DIRECTIONS FOR THIS TASK
In the entries below, count every line containing "Kaufmann". Return the number and nothing else.

Dataset items

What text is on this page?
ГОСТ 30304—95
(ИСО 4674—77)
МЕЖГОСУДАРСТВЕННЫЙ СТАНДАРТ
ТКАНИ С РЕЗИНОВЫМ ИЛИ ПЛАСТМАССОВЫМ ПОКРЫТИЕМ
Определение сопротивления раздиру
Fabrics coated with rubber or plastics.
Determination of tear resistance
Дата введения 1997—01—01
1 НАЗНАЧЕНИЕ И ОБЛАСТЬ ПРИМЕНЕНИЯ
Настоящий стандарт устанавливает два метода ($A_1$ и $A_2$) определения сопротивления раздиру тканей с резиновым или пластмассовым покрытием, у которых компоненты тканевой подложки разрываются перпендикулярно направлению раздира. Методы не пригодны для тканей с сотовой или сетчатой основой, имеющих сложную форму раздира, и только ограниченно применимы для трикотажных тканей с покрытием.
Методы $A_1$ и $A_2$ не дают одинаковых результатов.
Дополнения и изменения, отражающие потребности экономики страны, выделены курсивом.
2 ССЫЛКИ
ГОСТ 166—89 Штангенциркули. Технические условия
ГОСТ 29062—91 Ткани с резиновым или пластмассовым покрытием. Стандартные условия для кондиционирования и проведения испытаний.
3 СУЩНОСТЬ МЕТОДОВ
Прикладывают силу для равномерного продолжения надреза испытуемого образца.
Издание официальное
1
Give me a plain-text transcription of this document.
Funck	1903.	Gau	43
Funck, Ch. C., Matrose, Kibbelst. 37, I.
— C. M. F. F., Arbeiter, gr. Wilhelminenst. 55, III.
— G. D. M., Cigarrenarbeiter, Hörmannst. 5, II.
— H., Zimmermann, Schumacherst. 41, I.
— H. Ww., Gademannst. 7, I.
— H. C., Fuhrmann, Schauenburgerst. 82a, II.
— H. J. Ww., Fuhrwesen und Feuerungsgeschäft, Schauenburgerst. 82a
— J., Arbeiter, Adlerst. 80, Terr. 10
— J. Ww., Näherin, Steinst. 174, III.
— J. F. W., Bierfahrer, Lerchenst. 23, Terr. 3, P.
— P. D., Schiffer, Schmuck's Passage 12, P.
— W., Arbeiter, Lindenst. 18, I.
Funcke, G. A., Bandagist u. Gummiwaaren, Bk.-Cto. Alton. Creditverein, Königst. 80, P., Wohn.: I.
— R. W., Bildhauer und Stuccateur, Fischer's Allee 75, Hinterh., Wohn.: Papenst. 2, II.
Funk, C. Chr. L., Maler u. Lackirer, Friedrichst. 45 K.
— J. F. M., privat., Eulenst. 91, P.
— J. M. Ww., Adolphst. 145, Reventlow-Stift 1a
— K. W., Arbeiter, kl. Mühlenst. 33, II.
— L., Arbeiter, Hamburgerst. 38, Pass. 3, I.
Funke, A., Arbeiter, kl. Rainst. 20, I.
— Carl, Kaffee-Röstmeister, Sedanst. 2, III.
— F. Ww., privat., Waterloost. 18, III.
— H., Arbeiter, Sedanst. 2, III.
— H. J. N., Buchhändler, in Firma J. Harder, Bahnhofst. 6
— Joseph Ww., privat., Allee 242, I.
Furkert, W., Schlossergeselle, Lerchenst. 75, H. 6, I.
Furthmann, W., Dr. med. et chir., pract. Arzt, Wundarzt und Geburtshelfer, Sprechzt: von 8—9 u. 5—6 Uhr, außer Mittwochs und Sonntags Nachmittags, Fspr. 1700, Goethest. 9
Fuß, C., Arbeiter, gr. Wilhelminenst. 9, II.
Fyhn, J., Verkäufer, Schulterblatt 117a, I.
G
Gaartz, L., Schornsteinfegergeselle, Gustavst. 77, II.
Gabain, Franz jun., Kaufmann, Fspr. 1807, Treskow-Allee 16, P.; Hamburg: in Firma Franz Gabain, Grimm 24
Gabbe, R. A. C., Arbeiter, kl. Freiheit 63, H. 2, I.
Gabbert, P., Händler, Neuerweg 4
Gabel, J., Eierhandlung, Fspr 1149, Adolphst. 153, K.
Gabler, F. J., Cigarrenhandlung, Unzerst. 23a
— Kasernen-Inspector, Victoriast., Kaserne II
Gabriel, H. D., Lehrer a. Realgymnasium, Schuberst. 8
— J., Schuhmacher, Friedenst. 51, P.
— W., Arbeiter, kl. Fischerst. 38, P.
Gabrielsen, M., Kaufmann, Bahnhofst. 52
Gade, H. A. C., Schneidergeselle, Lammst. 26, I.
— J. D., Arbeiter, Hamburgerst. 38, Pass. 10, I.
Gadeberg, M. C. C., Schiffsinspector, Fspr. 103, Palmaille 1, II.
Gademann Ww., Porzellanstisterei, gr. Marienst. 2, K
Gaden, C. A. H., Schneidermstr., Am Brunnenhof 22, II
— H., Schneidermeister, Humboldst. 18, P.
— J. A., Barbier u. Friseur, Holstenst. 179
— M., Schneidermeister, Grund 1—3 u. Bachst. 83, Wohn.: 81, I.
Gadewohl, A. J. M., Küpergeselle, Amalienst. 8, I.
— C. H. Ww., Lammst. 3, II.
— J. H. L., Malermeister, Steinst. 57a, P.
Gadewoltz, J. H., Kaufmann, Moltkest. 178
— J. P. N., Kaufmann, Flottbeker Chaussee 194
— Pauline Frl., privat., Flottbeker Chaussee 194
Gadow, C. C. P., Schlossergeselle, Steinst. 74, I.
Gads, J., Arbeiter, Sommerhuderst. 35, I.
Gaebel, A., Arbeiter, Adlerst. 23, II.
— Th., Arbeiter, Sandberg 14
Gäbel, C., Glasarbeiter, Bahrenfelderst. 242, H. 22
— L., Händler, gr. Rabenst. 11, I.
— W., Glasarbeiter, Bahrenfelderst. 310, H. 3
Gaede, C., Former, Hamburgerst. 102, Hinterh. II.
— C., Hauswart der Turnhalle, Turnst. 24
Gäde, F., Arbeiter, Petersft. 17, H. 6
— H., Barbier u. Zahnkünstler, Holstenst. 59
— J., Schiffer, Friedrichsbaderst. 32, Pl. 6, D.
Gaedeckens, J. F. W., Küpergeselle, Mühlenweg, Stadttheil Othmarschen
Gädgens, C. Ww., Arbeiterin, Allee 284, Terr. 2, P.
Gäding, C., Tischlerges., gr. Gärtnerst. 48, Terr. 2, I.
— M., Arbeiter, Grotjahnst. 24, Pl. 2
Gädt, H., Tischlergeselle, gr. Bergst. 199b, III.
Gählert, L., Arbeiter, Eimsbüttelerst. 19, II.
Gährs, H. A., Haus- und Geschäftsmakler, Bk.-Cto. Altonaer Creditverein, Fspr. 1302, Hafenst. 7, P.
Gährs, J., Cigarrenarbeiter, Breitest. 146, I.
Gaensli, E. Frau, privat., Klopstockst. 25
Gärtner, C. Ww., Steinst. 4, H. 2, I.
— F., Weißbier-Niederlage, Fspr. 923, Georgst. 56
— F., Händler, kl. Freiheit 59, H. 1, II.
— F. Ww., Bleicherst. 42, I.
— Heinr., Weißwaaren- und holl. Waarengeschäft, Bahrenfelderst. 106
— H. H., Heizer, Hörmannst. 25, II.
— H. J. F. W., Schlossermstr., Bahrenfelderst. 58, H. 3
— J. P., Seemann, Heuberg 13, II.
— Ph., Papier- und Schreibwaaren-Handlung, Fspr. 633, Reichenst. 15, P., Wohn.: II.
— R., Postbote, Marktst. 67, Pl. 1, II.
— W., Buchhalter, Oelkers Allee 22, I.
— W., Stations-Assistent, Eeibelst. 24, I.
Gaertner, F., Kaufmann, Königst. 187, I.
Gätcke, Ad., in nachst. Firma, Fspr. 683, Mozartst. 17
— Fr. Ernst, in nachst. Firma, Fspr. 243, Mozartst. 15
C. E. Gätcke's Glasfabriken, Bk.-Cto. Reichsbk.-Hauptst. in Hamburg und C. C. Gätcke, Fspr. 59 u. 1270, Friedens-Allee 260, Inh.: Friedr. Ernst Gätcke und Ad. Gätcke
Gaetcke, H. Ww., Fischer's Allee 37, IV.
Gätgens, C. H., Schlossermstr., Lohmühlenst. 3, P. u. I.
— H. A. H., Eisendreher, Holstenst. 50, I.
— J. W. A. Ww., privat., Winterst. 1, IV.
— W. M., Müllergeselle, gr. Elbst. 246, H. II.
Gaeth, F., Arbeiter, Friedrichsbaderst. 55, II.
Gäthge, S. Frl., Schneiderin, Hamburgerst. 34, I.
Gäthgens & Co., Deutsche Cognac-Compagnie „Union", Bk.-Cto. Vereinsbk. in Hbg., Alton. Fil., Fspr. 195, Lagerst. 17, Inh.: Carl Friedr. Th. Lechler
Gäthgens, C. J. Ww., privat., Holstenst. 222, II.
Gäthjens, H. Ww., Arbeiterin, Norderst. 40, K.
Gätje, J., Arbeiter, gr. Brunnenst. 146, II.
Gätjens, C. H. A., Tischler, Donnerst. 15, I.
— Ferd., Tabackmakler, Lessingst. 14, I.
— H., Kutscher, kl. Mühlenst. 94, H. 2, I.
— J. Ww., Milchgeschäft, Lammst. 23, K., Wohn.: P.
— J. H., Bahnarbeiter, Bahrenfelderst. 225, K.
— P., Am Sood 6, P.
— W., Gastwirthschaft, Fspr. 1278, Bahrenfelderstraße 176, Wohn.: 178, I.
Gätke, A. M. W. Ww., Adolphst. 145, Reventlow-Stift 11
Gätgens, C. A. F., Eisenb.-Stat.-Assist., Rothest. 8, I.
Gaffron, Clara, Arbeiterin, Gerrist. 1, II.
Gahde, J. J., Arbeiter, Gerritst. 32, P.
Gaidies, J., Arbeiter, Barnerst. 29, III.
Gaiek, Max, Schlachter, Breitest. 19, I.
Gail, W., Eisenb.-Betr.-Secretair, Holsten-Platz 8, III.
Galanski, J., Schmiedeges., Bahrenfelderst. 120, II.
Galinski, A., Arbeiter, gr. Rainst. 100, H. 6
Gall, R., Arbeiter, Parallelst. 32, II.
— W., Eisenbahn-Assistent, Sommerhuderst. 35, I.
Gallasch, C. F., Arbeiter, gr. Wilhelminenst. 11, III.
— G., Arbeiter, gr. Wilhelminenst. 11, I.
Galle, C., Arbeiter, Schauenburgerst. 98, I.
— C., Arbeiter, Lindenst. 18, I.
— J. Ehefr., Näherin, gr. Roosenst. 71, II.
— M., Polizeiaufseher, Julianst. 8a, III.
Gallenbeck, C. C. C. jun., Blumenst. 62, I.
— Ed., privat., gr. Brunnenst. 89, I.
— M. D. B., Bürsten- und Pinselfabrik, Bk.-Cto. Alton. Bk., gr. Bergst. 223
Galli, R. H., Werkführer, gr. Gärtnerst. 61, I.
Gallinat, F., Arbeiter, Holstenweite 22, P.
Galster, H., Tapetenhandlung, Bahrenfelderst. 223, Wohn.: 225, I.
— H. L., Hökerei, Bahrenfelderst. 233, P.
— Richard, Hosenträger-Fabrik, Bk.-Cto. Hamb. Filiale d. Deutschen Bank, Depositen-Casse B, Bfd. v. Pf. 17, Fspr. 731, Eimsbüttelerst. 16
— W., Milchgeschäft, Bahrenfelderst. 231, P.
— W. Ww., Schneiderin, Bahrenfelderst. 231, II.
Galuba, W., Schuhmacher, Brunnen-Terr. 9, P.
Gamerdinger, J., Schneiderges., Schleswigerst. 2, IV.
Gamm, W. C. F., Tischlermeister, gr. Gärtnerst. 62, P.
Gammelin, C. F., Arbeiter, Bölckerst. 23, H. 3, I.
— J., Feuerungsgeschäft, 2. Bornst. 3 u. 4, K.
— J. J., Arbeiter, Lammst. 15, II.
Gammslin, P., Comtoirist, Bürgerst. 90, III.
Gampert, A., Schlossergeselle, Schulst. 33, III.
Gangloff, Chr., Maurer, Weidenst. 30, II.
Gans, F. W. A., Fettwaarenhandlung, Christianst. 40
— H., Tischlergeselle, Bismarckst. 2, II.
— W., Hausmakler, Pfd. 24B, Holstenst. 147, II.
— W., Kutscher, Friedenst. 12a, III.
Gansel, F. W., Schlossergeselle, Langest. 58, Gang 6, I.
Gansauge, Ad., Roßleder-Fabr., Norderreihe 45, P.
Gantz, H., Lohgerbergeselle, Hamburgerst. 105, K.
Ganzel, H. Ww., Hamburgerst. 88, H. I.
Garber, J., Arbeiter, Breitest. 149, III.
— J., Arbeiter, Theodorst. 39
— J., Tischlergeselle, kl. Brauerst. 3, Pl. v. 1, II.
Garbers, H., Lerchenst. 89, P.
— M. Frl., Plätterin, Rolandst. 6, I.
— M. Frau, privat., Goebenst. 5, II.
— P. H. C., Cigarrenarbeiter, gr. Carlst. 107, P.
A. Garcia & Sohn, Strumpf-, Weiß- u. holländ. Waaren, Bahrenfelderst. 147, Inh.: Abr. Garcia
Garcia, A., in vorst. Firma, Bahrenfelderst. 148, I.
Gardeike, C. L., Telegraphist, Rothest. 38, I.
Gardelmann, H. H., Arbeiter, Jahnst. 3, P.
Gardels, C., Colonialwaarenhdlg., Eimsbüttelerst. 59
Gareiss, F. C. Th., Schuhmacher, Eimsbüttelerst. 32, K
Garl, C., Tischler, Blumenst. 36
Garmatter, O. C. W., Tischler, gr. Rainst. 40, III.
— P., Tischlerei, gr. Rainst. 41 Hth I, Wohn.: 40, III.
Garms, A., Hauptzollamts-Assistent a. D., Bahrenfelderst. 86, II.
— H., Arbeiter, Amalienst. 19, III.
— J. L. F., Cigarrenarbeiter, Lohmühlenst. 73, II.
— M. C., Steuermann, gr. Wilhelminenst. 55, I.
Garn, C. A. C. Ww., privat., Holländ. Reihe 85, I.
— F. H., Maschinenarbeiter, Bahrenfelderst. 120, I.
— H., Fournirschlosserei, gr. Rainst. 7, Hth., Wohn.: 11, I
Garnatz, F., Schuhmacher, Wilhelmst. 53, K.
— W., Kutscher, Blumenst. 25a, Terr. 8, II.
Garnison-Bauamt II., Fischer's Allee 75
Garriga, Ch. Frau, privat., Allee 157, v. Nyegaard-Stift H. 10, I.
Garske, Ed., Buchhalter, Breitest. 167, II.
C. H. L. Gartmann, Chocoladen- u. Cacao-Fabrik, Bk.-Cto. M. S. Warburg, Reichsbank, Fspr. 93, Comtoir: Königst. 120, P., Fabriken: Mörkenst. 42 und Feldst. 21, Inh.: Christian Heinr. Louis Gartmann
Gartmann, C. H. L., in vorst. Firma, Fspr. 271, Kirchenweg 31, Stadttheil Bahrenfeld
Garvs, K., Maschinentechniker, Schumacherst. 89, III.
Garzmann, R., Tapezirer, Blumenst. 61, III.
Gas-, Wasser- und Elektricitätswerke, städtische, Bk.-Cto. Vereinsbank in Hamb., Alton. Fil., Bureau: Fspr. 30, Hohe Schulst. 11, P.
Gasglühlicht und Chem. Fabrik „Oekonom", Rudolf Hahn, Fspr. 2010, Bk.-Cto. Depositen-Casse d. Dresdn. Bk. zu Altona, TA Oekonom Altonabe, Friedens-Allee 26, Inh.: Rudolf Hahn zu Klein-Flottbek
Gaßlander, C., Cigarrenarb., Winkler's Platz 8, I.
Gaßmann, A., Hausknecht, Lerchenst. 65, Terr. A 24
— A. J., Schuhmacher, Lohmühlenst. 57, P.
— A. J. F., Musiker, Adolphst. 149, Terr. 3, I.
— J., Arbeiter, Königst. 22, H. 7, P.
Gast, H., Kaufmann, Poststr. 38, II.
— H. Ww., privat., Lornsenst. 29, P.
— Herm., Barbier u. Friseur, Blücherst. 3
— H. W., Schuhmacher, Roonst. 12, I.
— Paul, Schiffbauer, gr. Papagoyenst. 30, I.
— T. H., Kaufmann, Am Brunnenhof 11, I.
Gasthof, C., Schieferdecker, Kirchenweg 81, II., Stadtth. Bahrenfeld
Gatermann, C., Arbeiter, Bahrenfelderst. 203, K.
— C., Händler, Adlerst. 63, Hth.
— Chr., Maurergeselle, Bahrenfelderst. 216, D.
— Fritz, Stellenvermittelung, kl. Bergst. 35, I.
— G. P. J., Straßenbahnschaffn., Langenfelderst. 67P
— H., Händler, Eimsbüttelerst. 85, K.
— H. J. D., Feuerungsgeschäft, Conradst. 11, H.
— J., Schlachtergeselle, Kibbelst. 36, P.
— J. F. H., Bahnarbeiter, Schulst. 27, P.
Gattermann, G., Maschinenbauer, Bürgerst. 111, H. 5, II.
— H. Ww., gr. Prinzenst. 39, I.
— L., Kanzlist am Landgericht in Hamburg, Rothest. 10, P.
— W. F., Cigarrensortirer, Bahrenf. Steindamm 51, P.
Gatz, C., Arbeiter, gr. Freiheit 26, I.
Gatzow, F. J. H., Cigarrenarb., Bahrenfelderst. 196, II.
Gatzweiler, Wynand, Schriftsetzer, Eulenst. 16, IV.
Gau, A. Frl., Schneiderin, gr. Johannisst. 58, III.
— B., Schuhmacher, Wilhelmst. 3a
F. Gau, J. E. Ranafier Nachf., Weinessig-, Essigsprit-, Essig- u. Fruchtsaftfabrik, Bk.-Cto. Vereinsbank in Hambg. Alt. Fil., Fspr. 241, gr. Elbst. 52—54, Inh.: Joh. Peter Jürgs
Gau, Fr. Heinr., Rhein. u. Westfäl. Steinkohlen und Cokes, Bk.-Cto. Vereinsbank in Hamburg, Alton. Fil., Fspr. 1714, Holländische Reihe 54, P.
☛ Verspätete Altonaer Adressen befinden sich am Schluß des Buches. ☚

RESULT OF THIS EXERCISE
7